» Reading passage:
Nabors et al.9) categorized SEACs in three major groups of meningeal cyst, non-meningeal epidural cysts, and neurenteric cysts. Meningeal cysts are further classified in 3 subgroups : 1) type 1 : extradural meningeal cyst that contains no neural tissue, 2) type 2 : extradural meningeal cyst that contains neural tissue, 3) type 3 : intradural meningeal cyst. Type 1 meningeal cysts consist of extradural arachnoid cysts (type Ia) and sacral meningoceles (type Ib).
The second case in current study is similar to the type 2 meningeal cyst categorized by Nabors et al. However, we propose a different lesson from the case when assuming the pathogenesis of cyst development. An trapped rootlet was found around the dural defect and we assumed it might contribute to cyst development. CSF leaks out via the dural defect and the rootlet caught in the defect interrupts its return into the subarachnoid space. This valve-like mechanism was previously described in several studies and the second case in this study can be another evidence supporting this mechanism7). The initial formation of the dural defect is assumed to be idiopathic.
Clinical outcome and surgical treatment
Signs and symptoms of SEACs are due to chronic cyst expansion and compression of the neural structures and thus, SEACs need surgical treatment. Diverse surgical techniques have been introduced and complete microsurgical resection of SEACs with merticulous repair of dural defect has been advocated as treatment of choice for SEACs13).

[Page layout parsing data]
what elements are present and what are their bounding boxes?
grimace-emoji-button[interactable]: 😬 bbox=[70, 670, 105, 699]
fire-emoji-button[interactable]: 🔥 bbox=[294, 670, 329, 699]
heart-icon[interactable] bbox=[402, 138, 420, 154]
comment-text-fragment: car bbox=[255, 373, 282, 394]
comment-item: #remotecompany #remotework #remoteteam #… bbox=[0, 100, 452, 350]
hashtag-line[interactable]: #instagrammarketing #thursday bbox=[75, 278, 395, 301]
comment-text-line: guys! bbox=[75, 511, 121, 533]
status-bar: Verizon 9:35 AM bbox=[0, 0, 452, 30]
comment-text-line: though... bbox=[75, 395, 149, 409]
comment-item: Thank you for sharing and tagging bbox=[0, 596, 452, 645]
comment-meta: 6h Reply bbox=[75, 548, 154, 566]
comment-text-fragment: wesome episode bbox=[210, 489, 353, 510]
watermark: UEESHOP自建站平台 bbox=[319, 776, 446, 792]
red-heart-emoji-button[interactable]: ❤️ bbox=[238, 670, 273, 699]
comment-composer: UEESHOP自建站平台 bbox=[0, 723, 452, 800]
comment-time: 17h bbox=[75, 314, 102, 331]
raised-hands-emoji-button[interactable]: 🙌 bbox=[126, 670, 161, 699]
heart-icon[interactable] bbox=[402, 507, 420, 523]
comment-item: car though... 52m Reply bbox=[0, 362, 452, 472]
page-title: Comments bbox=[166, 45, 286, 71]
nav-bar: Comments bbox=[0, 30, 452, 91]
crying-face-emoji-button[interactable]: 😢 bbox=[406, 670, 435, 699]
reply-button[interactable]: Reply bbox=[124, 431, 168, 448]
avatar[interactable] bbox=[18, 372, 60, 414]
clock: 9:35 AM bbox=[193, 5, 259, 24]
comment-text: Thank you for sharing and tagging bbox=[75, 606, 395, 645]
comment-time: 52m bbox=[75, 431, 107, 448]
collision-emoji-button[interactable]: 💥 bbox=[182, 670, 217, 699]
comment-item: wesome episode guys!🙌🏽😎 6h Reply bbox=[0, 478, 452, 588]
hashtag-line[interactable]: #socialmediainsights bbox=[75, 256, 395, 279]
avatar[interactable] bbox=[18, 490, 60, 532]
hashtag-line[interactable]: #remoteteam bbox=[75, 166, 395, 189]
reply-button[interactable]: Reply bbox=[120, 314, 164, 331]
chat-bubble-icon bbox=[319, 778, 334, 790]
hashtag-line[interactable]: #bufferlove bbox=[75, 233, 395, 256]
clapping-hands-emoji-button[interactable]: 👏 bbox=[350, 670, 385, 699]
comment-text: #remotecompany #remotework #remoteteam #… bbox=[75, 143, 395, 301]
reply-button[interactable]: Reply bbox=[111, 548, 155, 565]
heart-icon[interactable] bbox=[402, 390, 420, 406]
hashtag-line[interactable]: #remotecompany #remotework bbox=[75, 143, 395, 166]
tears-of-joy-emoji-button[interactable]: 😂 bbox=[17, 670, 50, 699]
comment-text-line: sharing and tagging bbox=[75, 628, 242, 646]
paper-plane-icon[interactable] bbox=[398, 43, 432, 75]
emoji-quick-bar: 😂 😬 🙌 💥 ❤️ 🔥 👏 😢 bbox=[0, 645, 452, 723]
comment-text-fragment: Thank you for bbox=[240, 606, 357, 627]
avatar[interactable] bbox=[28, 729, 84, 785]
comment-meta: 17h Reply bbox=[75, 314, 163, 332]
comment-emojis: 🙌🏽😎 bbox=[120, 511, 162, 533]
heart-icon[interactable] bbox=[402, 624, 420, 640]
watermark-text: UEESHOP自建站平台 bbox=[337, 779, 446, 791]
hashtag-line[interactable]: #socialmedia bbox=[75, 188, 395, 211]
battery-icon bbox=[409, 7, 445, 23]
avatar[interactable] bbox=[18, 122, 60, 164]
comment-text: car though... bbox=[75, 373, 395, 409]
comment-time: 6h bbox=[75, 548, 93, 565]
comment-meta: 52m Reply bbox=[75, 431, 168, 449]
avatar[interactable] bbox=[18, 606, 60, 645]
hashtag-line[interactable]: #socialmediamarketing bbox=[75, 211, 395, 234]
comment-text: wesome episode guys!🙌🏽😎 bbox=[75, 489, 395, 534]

» Problems to solve:
(a) Answer these questions about the passage on SEACs:
(i) Into how many major groups did Nabors et al. categorize SEACs?
(ii) What was found around the dural defect in the second case?
(iii) According to the passage, what are the signs and symptoms of SEACs due to?
(b) Rewrite part of the passage on SEACs, beginning at the words "The second case in current" and stopping after "to be idiopathic.", with "rootlet" changed to "nerve root".
The records are separate material, unrelated to the passage on SEACs.

» Answers for this exercise:
(a)
(i) Three.
(ii) A trapped rootlet.
(iii) Chronic cyst expansion and compression of the neural structures.

(b)
The second case in current study is similar to the type 2 meningeal cyst categorized by Nabors et al. However, we propose a different lesson from the case when assuming the pathogenesis of cyst development. An trapped nerve root was found around the dural defect and we assumed it might contribute to cyst development. CSF leaks out via the dural defect and the nerve root caught in the defect interrupts its return into the subarachnoid space. This valve-like mechanism was previously described in several studies and the second case in this study can be another evidence supporting this mechanism7). The initial formation of the dural defect is assumed to be idiopathic.